Written exercise
Could you express every line of the data below as a JSON list of strings, one string per line, skipping blank lines and leaving out the pictures?

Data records
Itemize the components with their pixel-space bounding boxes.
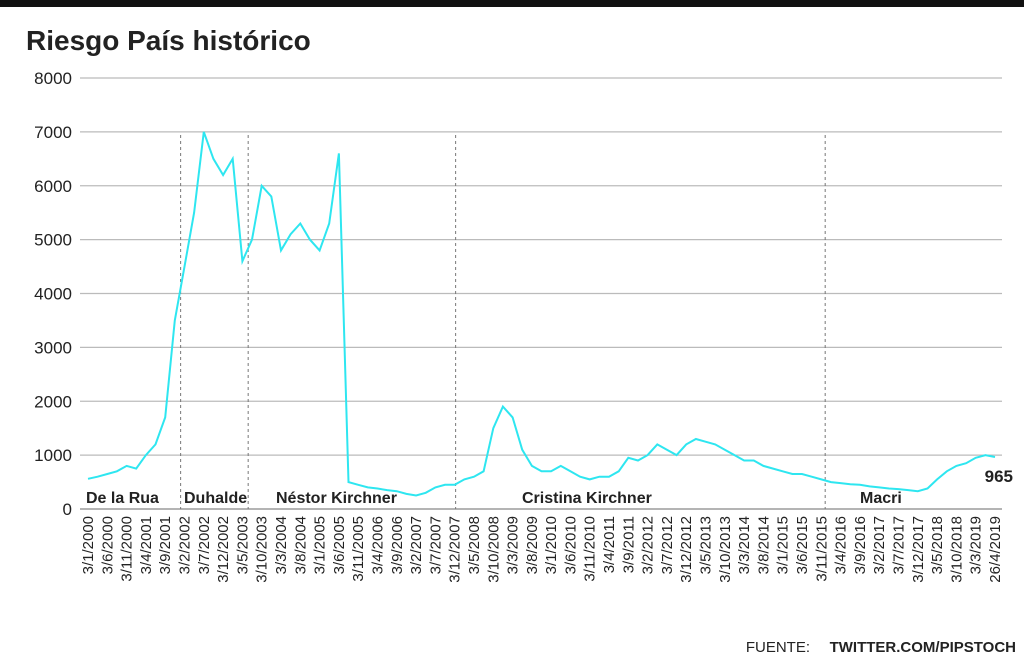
x-tick-label: 3/5/2003 (234, 516, 251, 574)
x-tick-label: 3/4/2011 (601, 516, 618, 573)
end-label: 965 (985, 467, 1013, 486)
x-tick-label: 3/12/2007 (447, 516, 464, 583)
x-tick-label: 3/1/2010 (543, 516, 560, 574)
x-tick-label: 3/9/2001 (157, 516, 174, 574)
y-tick-label: 0 (63, 500, 72, 519)
x-tick-label: 3/4/2016 (833, 516, 850, 574)
x-tick-label: 3/7/2012 (659, 516, 676, 574)
x-tick-label: 3/12/2017 (910, 516, 927, 583)
x-tick-label: 3/12/2012 (678, 516, 695, 583)
x-tick-label: 3/2/2007 (408, 516, 425, 574)
x-tick-label: 3/9/2016 (852, 516, 869, 574)
x-tick-label: 3/2/2002 (176, 516, 193, 574)
x-tick-label: 3/1/2000 (80, 516, 97, 574)
y-tick-label: 7000 (34, 123, 72, 142)
annotation: Duhalde (184, 490, 247, 507)
x-tick-label: 3/1/2015 (775, 516, 792, 574)
x-tick-label: 3/6/2015 (794, 516, 811, 574)
y-tick-label: 2000 (34, 392, 72, 411)
x-tick-label: 3/1/2005 (312, 516, 329, 574)
annotation: Macri (860, 490, 902, 507)
x-tick-label: 3/10/2018 (948, 516, 965, 583)
y-tick-label: 6000 (34, 177, 72, 196)
x-tick-label: 3/11/2000 (119, 516, 136, 582)
x-tick-label: 3/7/2002 (196, 516, 213, 574)
y-tick-label: 4000 (34, 285, 72, 304)
x-tick-label: 3/5/2008 (466, 516, 483, 574)
x-tick-label: 3/8/2009 (524, 516, 541, 574)
x-tick-label: 3/4/2006 (369, 516, 386, 574)
x-tick-label: 3/3/2014 (736, 516, 753, 574)
x-tick-label: 3/6/2005 (331, 516, 348, 574)
source-label: FUENTE: (746, 639, 810, 656)
x-tick-label: 3/5/2013 (698, 516, 715, 574)
y-tick-label: 8000 (34, 69, 72, 88)
x-tick-label: 3/3/2009 (505, 516, 522, 574)
x-tick-label: 3/10/2013 (717, 516, 734, 583)
annotation: Néstor Kirchner (276, 490, 397, 507)
x-tick-label: 3/10/2003 (254, 516, 271, 583)
x-tick-label: 3/9/2006 (389, 516, 406, 574)
x-tick-label: 26/4/2019 (987, 516, 1004, 583)
y-tick-label: 1000 (34, 446, 72, 465)
x-tick-label: 3/2/2012 (640, 516, 657, 574)
line (87, 131, 996, 497)
chart-title: Riesgo País histórico (26, 25, 311, 56)
x-tick-label: 3/12/2002 (215, 516, 232, 583)
x-tick-label: 3/7/2017 (891, 516, 908, 574)
top-bar (0, 0, 1024, 7)
x-tick-label: 3/11/2015 (813, 516, 830, 582)
x-tick-label: 3/5/2018 (929, 516, 946, 574)
x-tick-label: 3/7/2007 (427, 516, 444, 574)
x-tick-label: 3/3/2004 (273, 516, 290, 574)
x-tick-label: 3/6/2010 (562, 516, 579, 574)
x-tick-label: 3/11/2010 (582, 516, 599, 582)
y-tick-label: 3000 (34, 338, 72, 357)
x-tick-label: 3/8/2014 (755, 516, 772, 574)
y-tick-label: 5000 (34, 231, 72, 250)
x-tick-label: 3/11/2005 (350, 516, 367, 582)
x-tick-label: 3/4/2001 (138, 516, 155, 574)
source: TWITTER.COM/PIPSTOCH (830, 639, 1016, 656)
x-tick-label: 3/2/2017 (871, 516, 888, 574)
x-tick-label: 3/8/2004 (292, 516, 309, 574)
x-tick-label: 3/9/2011 (620, 516, 637, 573)
annotation: De la Rua (86, 490, 159, 507)
annotation: Cristina Kirchner (522, 490, 652, 507)
x-tick-label: 3/3/2019 (968, 516, 985, 574)
x-tick-label: 3/10/2008 (485, 516, 502, 583)
x-tick-label: 3/6/2000 (99, 516, 116, 574)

Response to this exercise
[
  "Itemize the components with their pixel-space bounding boxes.",
  "x-tick-label: 3/5/2003 (234, 516, 251, 574)",
  "x-tick-label: 3/4/2011 (601, 516, 618, 573)",
  "end-label: 965 (985, 467, 1013, 486)",
  "x-tick-label: 3/12/2007 (447, 516, 464, 583)",
  "x-tick-label: 3/1/2010 (543, 516, 560, 574)",
  "x-tick-label: 3/9/2001 (157, 516, 174, 574)",
  "y-tick-label: 0 (63, 500, 72, 519)",
  "x-tick-label: 3/4/2016 (833, 516, 850, 574)",
  "x-tick-label: 3/7/2012 (659, 516, 676, 574)",
  "x-tick-label: 3/12/2017 (910, 516, 927, 583)",
  "x-tick-label: 3/12/2012 (678, 516, 695, 583)",
  "x-tick-label: 3/2/2007 (408, 516, 425, 574)",
  "x-tick-label: 3/9/2016 (852, 516, 869, 574)",
  "x-tick-label: 3/2/2002 (176, 516, 193, 574)",
  "x-tick-label: 3/1/2000 (80, 516, 97, 574)",
  "y-tick-label: 7000 (34, 123, 72, 142)",
  "annotation: Duhalde (184, 490, 247, 507)",
  "x-tick-label: 3/1/2015 (775, 516, 792, 574)",
  "x-tick-label: 3/6/2015 (794, 516, 811, 574)",
  "y-tick-label: 2000 (34, 392, 72, 411)",
  "x-tick-label: 3/1/2005 (312, 516, 329, 574)",
  "annotation: Macri (860, 490, 902, 507)",
  "x-tick-label: 3/10/2018 (948, 516, 965, 583)",
  "y-tick-label: 6000 (34, 177, 72, 196)",
  "x-tick-label: 3/11/2000 (119, 516, 136, 582)",
  "x-tick-label: 3/7/2002 (196, 516, 213, 574)",
  "y-tick-label: 4000 (34, 285, 72, 304)",
  "x-tick-label: 3/5/2008 (466, 516, 483, 574)",
  "x-tick-label: 3/8/2009 (524, 516, 541, 574)",
  "x-tick-label: 3/4/2006 (369, 516, 386, 574)",
  "x-tick-label: 3/3/2014 (736, 516, 753, 574)",
  "x-tick-label: 3/6/2005 (331, 516, 348, 574)",
  "source-label: FUENTE: (746, 639, 810, 656)",
  "x-tick-label: 3/5/2013 (698, 516, 715, 574)",
  "y-tick-label: 8000 (34, 69, 72, 88)",
  "x-tick-label: 3/3/2009 (505, 516, 522, 574)",
  "x-tick-label: 3/10/2013 (717, 516, 734, 583)",
  "annotation: Néstor Kirchner (276, 490, 397, 507)",
  "x-tick-label: 3/10/2003 (254, 516, 271, 583)",
  "x-tick-label: 3/9/2006 (389, 516, 406, 574)",
  "x-tick-label: 26/4/2019 (987, 516, 1004, 583)",
  "y-tick-label: 1000 (34, 446, 72, 465)",
  "x-tick-label: 3/2/2012 (640, 516, 657, 574)",
  "line (87, 131, 996, 497)",
  "chart-title: Riesgo País histórico (26, 25, 311, 56)",
  "x-tick-label: 3/12/2002 (215, 516, 232, 583)",
  "x-tick-label: 3/7/2017 (891, 516, 908, 574)",
  "top-bar (0, 0, 1024, 7)",
  "x-tick-label: 3/11/2015 (813, 516, 830, 582)",
  "x-tick-label: 3/5/2018 (929, 516, 946, 574)",
  "x-tick-label: 3/7/2007 (427, 516, 444, 574)",
  "x-tick-label: 3/3/2004 (273, 516, 290, 574)",
  "x-tick-label: 3/6/2010 (562, 516, 579, 574)",
  "x-tick-label: 3/11/2010 (582, 516, 599, 582)",
  "y-tick-label: 3000 (34, 338, 72, 357)",
  "x-tick-label: 3/8/2014 (755, 516, 772, 574)",
  "y-tick-label: 5000 (34, 231, 72, 250)",
  "x-tick-label: 3/11/2005 (350, 516, 367, 582)",
  "x-tick-label: 3/4/2001 (138, 516, 155, 574)",
  "source: TWITTER.COM/PIPSTOCH (830, 639, 1016, 656)",
  "x-tick-label: 3/2/2017 (871, 516, 888, 574)",
  "x-tick-label: 3/8/2004 (292, 516, 309, 574)",
  "x-tick-label: 3/9/2011 (620, 516, 637, 573)",
  "annotation: De la Rua (86, 490, 159, 507)",
  "annotation: Cristina Kirchner (522, 490, 652, 507)",
  "x-tick-label: 3/3/2019 (968, 516, 985, 574)",
  "x-tick-label: 3/10/2008 (485, 516, 502, 583)",
  "x-tick-label: 3/6/2000 (99, 516, 116, 574)"
]